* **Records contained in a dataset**
-- begin --
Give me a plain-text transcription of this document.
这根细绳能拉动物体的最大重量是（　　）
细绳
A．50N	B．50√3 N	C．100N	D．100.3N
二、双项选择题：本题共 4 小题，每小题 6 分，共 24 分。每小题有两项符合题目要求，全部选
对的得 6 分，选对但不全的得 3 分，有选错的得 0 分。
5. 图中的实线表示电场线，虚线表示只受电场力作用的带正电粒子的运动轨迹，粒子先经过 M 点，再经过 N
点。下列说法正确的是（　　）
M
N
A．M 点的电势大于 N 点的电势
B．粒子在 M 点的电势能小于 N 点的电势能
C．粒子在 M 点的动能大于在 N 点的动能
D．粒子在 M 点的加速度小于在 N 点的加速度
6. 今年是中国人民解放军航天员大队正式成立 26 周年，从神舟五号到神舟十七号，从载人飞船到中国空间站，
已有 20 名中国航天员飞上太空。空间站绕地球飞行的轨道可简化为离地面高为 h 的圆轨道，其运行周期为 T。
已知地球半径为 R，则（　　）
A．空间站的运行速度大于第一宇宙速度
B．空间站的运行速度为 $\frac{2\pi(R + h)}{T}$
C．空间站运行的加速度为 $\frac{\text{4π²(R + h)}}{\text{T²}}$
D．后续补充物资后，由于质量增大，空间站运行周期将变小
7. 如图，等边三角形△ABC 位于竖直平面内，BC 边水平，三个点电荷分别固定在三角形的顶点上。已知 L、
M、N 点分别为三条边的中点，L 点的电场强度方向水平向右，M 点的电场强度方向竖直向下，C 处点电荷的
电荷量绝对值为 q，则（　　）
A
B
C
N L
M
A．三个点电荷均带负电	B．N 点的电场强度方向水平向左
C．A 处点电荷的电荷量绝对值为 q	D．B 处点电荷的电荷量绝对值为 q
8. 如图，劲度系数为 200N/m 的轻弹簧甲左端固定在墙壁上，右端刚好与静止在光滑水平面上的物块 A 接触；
-- end --
* **DIRECTIONS**
Quote each line of the data above exactly as written.

* **WRITTEN REPLY**
Give me a plain-text transcription of this document.
这根细绳能拉动物体的最大重量是（　　）
细绳
A．50N	B．50√3 N	C．100N	D．100.3N
二、双项选择题：本题共 4 小题，每小题 6 分，共 24 分。每小题有两项符合题目要求，全部选
对的得 6 分，选对但不全的得 3 分，有选错的得 0 分。
5. 图中的实线表示电场线，虚线表示只受电场力作用的带正电粒子的运动轨迹，粒子先经过 M 点，再经过 N
点。下列说法正确的是（　　）
M
N
A．M 点的电势大于 N 点的电势
B．粒子在 M 点的电势能小于 N 点的电势能
C．粒子在 M 点的动能大于在 N 点的动能
D．粒子在 M 点的加速度小于在 N 点的加速度
6. 今年是中国人民解放军航天员大队正式成立 26 周年，从神舟五号到神舟十七号，从载人飞船到中国空间站，
已有 20 名中国航天员飞上太空。空间站绕地球飞行的轨道可简化为离地面高为 h 的圆轨道，其运行周期为 T。
已知地球半径为 R，则（　　）
A．空间站的运行速度大于第一宇宙速度
B．空间站的运行速度为 $\frac{2\pi(R + h)}{T}$
C．空间站运行的加速度为 $\frac{\text{4π²(R + h)}}{\text{T²}}$
D．后续补充物资后，由于质量增大，空间站运行周期将变小
7. 如图，等边三角形△ABC 位于竖直平面内，BC 边水平，三个点电荷分别固定在三角形的顶点上。已知 L、
M、N 点分别为三条边的中点，L 点的电场强度方向水平向右，M 点的电场强度方向竖直向下，C 处点电荷的
电荷量绝对值为 q，则（　　）
A
B
C
N L
M
A．三个点电荷均带负电	B．N 点的电场强度方向水平向左
C．A 处点电荷的电荷量绝对值为 q	D．B 处点电荷的电荷量绝对值为 q
8. 如图，劲度系数为 200N/m 的轻弹簧甲左端固定在墙壁上，右端刚好与静止在光滑水平面上的物块 A 接触；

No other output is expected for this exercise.